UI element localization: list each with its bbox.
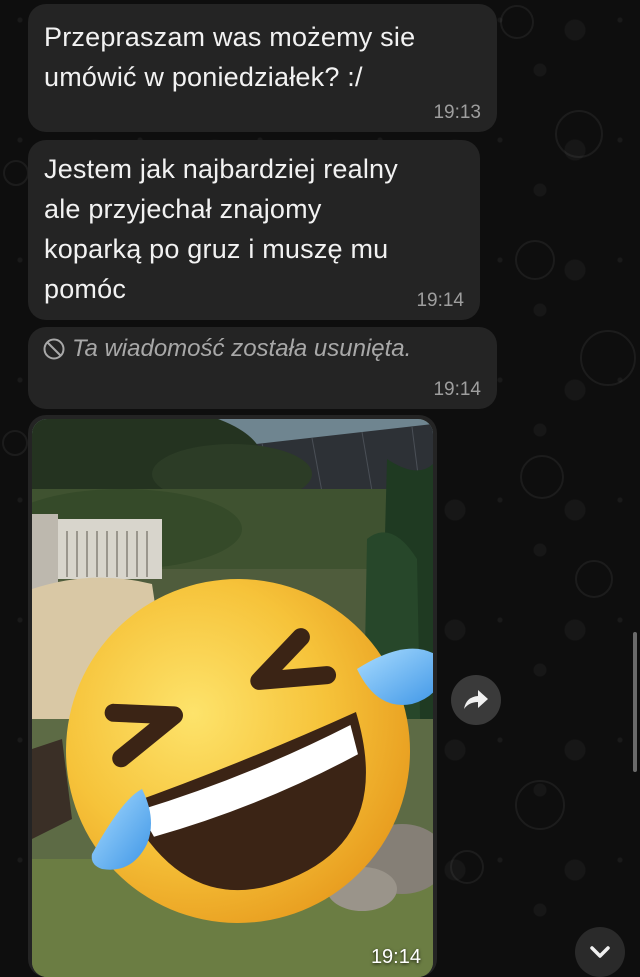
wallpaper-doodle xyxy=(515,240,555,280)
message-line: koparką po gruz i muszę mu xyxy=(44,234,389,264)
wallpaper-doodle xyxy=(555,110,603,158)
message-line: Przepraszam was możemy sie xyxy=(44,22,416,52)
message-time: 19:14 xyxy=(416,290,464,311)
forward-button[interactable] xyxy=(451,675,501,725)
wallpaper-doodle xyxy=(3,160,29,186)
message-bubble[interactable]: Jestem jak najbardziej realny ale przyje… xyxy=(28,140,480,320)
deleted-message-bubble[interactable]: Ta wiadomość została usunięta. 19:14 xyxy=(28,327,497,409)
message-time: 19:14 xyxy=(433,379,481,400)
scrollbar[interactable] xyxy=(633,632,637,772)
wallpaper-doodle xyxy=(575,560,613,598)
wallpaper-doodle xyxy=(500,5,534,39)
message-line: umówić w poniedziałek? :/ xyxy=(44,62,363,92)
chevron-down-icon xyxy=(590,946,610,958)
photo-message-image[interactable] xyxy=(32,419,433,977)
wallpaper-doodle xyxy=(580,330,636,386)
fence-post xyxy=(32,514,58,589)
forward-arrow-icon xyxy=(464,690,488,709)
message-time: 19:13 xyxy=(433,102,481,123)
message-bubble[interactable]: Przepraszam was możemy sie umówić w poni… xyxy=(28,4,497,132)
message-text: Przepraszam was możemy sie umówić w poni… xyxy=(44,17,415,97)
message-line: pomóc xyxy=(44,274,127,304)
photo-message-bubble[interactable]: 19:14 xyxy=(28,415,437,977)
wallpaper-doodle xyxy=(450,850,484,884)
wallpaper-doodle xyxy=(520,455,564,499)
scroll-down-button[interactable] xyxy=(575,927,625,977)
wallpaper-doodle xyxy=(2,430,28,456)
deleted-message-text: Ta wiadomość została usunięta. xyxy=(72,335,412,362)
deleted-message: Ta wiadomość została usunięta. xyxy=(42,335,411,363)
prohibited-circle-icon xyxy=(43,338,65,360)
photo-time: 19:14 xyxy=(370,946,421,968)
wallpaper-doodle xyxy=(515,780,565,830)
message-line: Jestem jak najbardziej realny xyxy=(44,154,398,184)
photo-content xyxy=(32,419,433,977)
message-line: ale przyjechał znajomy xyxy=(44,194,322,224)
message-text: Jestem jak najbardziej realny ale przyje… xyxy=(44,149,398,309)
=-=-=-=-=
Rename "wallpaper-doodle" to "background-doodle" in the rows between the line holding "wallpaper-doodle xyxy=(515,240,555,280)" and the line holding "message-line: ale przyjechał", inclusive, and give only those rows back with nothing else changed.

background-doodle xyxy=(515,240,555,280)
message-line: koparką po gruz i muszę mu xyxy=(44,234,389,264)
background-doodle xyxy=(555,110,603,158)
message-line: Przepraszam was możemy sie xyxy=(44,22,416,52)
message-time: 19:14 xyxy=(416,290,464,311)
forward-button[interactable] xyxy=(451,675,501,725)
background-doodle xyxy=(3,160,29,186)
message-bubble[interactable]: Jestem jak najbardziej realny ale przyje… xyxy=(28,140,480,320)
deleted-message-bubble[interactable]: Ta wiadomość została usunięta. 19:14 xyxy=(28,327,497,409)
message-time: 19:14 xyxy=(433,379,481,400)
scrollbar[interactable] xyxy=(633,632,637,772)
background-doodle xyxy=(575,560,613,598)
background-doodle xyxy=(500,5,534,39)
message-line: umówić w poniedziałek? :/ xyxy=(44,62,363,92)
chevron-down-icon xyxy=(590,946,610,958)
photo-message-image[interactable] xyxy=(32,419,433,977)
background-doodle xyxy=(580,330,636,386)
fence-post xyxy=(32,514,58,589)
forward-arrow-icon xyxy=(464,690,488,709)
message-time: 19:13 xyxy=(433,102,481,123)
message-bubble[interactable]: Przepraszam was możemy sie umówić w poni… xyxy=(28,4,497,132)
message-text: Przepraszam was możemy sie umówić w poni… xyxy=(44,17,415,97)
message-line: pomóc xyxy=(44,274,127,304)
photo-message-bubble[interactable]: 19:14 xyxy=(28,415,437,977)
background-doodle xyxy=(450,850,484,884)
background-doodle xyxy=(520,455,564,499)
scroll-down-button[interactable] xyxy=(575,927,625,977)
background-doodle xyxy=(2,430,28,456)
deleted-message-text: Ta wiadomość została usunięta. xyxy=(72,335,412,362)
deleted-message: Ta wiadomość została usunięta. xyxy=(42,335,411,363)
prohibited-circle-icon xyxy=(43,338,65,360)
photo-time: 19:14 xyxy=(370,946,421,968)
background-doodle xyxy=(515,780,565,830)
message-line: Jestem jak najbardziej realny xyxy=(44,154,398,184)
photo-content xyxy=(32,419,433,977)
message-line: ale przyjechał znajomy xyxy=(44,194,322,224)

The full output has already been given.